Task to carry out: Locate the string "五一数学建模C题完整代码和数据" in the records below. Copy every line where it occurs.

Records for this exercise:
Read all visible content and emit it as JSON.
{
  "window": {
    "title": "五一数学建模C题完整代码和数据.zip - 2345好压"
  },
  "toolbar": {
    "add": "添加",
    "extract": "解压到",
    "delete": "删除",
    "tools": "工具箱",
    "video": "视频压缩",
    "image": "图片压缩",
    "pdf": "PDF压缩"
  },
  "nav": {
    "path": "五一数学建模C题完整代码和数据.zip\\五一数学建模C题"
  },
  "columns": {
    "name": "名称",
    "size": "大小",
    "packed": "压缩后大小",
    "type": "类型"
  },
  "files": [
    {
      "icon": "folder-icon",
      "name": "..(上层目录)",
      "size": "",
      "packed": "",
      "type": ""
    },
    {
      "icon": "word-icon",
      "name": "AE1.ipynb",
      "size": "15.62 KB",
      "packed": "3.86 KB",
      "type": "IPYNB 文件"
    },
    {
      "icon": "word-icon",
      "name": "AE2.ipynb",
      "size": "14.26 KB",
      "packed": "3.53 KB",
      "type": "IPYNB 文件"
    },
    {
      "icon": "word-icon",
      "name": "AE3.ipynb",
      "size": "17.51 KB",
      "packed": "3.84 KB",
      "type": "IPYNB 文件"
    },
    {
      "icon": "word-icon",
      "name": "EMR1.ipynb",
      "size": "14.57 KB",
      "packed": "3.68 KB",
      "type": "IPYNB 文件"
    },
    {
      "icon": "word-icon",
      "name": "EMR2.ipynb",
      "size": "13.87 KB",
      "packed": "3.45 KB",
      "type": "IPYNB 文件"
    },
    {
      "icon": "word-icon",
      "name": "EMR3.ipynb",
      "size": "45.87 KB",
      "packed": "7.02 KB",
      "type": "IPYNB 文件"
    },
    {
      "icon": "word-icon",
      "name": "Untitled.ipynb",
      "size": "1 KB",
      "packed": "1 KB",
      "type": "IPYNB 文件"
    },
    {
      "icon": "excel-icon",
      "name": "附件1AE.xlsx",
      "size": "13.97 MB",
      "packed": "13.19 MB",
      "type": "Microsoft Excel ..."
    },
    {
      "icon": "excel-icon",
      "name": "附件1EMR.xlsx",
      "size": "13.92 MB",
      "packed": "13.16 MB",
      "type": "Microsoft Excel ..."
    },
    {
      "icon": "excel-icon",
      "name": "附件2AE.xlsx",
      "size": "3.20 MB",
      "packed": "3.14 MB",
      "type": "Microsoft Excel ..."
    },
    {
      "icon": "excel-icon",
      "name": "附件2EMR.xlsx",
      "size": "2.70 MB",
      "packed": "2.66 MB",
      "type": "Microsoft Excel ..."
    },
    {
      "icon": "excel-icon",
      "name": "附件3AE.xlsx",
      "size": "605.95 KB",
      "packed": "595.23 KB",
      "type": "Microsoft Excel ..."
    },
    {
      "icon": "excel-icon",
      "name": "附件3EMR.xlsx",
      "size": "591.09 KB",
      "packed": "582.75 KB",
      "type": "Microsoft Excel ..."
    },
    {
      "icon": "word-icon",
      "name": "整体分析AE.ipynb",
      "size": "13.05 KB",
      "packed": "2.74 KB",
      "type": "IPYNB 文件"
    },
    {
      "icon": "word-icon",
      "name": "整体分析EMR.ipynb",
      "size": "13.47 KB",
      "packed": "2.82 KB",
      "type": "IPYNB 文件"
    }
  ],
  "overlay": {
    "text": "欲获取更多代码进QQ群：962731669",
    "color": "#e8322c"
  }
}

...

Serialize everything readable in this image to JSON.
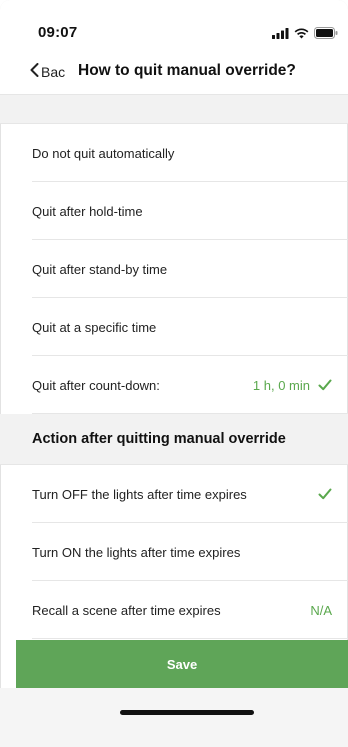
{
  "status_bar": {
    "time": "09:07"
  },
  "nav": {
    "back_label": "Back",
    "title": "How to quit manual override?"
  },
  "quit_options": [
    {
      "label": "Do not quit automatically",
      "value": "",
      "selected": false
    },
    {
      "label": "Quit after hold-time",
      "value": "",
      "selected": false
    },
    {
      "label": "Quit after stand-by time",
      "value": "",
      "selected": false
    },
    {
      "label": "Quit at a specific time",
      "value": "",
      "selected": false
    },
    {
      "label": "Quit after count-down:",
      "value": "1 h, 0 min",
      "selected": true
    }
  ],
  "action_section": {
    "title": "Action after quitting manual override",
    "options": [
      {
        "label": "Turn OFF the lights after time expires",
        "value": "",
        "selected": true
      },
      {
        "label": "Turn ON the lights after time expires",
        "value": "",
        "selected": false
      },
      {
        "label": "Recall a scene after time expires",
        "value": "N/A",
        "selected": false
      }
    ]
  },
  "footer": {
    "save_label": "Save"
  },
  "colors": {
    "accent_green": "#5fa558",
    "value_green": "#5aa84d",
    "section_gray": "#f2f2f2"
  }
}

...

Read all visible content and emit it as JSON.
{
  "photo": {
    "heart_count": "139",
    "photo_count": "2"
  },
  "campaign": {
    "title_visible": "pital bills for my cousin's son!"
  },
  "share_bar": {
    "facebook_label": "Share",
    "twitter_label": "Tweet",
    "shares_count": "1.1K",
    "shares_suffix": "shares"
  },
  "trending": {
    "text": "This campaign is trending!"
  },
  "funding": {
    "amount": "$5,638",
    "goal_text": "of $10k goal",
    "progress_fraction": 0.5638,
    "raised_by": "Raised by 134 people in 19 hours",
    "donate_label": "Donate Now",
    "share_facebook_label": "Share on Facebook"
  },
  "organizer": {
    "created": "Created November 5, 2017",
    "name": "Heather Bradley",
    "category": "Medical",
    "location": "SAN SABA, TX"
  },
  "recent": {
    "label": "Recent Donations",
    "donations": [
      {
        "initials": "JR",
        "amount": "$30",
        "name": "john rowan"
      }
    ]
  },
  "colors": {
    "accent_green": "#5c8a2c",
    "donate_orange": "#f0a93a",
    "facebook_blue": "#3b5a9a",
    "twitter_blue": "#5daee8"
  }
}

Written response:
    "title": "五一数学建模C题完整代码和数据.zip - 2345好压"
    "path": "五一数学建模C题完整代码和数据.zip\\五一数学建模C题"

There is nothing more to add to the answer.